# [TASK TO COMPLETE]
Transcribe the whole listing without a single picture.

# [SUPPLIED RECORDS]
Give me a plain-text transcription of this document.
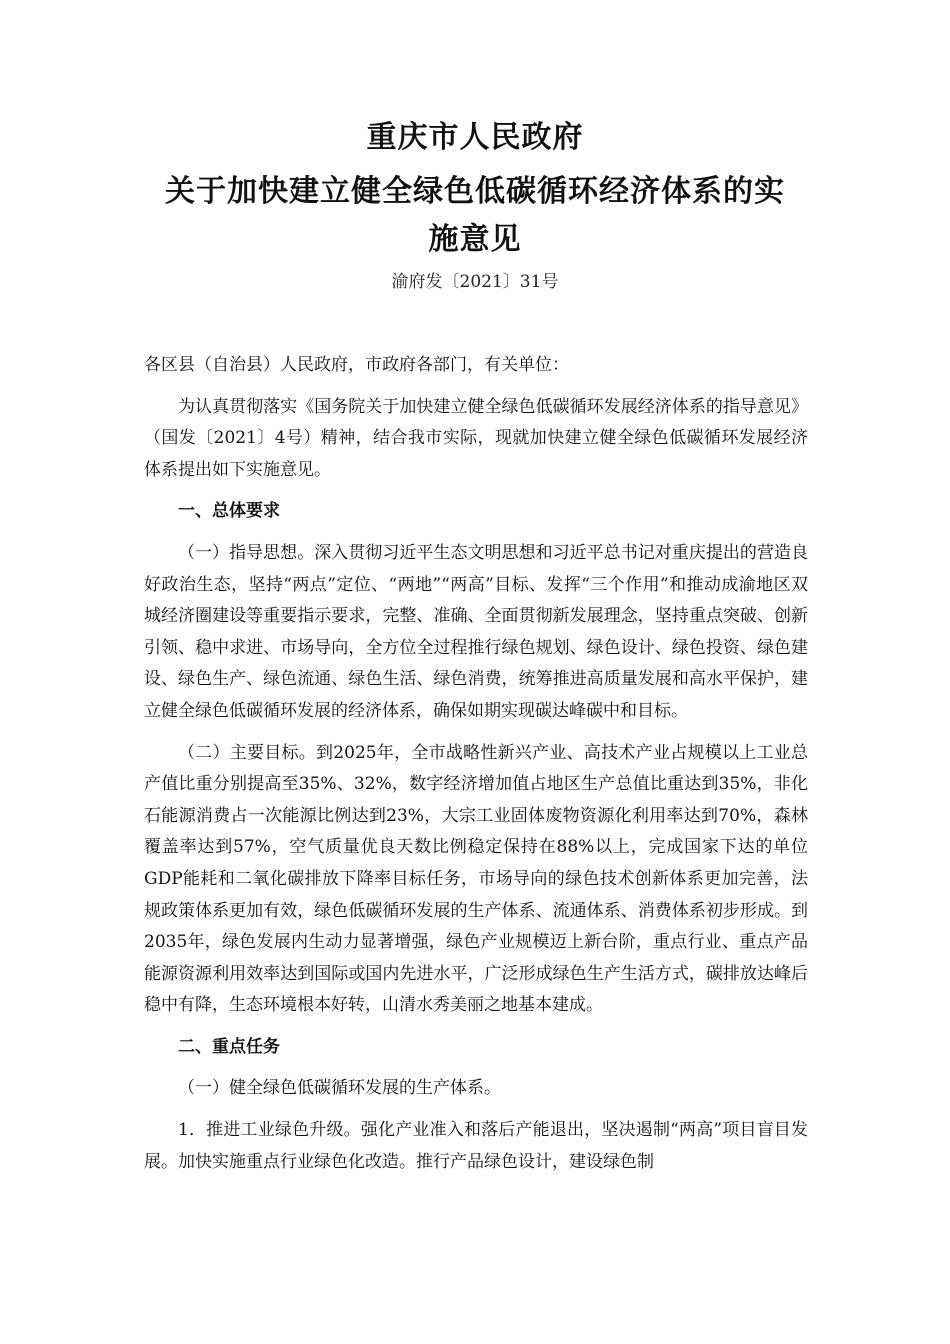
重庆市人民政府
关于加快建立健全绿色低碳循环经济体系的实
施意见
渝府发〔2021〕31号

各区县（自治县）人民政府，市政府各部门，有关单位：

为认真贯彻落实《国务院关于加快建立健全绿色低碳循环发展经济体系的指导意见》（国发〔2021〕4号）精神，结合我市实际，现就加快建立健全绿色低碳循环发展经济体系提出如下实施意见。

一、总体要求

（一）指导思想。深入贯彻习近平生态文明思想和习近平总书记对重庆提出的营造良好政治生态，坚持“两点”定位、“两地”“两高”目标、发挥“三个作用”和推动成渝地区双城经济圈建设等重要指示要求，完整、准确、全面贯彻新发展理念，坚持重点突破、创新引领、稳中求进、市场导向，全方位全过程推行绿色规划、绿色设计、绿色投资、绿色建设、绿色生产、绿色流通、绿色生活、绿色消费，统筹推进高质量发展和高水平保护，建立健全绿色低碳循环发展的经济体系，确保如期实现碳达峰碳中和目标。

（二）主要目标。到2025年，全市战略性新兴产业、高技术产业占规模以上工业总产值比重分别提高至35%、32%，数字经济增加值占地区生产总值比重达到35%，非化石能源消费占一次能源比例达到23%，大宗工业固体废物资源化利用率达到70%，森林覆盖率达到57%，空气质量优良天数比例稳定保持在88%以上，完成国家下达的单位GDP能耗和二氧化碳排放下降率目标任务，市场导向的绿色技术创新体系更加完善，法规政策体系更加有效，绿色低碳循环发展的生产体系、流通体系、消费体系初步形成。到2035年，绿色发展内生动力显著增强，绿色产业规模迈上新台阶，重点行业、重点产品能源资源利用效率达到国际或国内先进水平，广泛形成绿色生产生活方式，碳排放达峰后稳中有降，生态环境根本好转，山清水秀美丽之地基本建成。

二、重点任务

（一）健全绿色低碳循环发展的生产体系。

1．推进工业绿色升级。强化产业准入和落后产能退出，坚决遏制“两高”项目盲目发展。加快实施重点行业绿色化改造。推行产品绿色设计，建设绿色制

# [ANSWER]
Give me a plain-text transcription of this document.
重庆市人民政府
关于加快建立健全绿色低碳循环经济体系的实
施意见
渝府发〔2021〕31号

各区县（自治县）人民政府，市政府各部门，有关单位：

为认真贯彻落实《国务院关于加快建立健全绿色低碳循环发展经济体系的指导意见》（国发〔2021〕4号）精神，结合我市实际，现就加快建立健全绿色低碳循环发展经济体系提出如下实施意见。

一、总体要求

（一）指导思想。深入贯彻习近平生态文明思想和习近平总书记对重庆提出的营造良好政治生态，坚持“两点”定位、“两地”“两高”目标、发挥“三个作用”和推动成渝地区双城经济圈建设等重要指示要求，完整、准确、全面贯彻新发展理念，坚持重点突破、创新引领、稳中求进、市场导向，全方位全过程推行绿色规划、绿色设计、绿色投资、绿色建设、绿色生产、绿色流通、绿色生活、绿色消费，统筹推进高质量发展和高水平保护，建立健全绿色低碳循环发展的经济体系，确保如期实现碳达峰碳中和目标。

（二）主要目标。到2025年，全市战略性新兴产业、高技术产业占规模以上工业总产值比重分别提高至35%、32%，数字经济增加值占地区生产总值比重达到35%，非化石能源消费占一次能源比例达到23%，大宗工业固体废物资源化利用率达到70%，森林覆盖率达到57%，空气质量优良天数比例稳定保持在88%以上，完成国家下达的单位GDP能耗和二氧化碳排放下降率目标任务，市场导向的绿色技术创新体系更加完善，法规政策体系更加有效，绿色低碳循环发展的生产体系、流通体系、消费体系初步形成。到2035年，绿色发展内生动力显著增强，绿色产业规模迈上新台阶，重点行业、重点产品能源资源利用效率达到国际或国内先进水平，广泛形成绿色生产生活方式，碳排放达峰后稳中有降，生态环境根本好转，山清水秀美丽之地基本建成。

二、重点任务

（一）健全绿色低碳循环发展的生产体系。

1．推进工业绿色升级。强化产业准入和落后产能退出，坚决遏制“两高”项目盲目发展。加快实施重点行业绿色化改造。推行产品绿色设计，建设绿色制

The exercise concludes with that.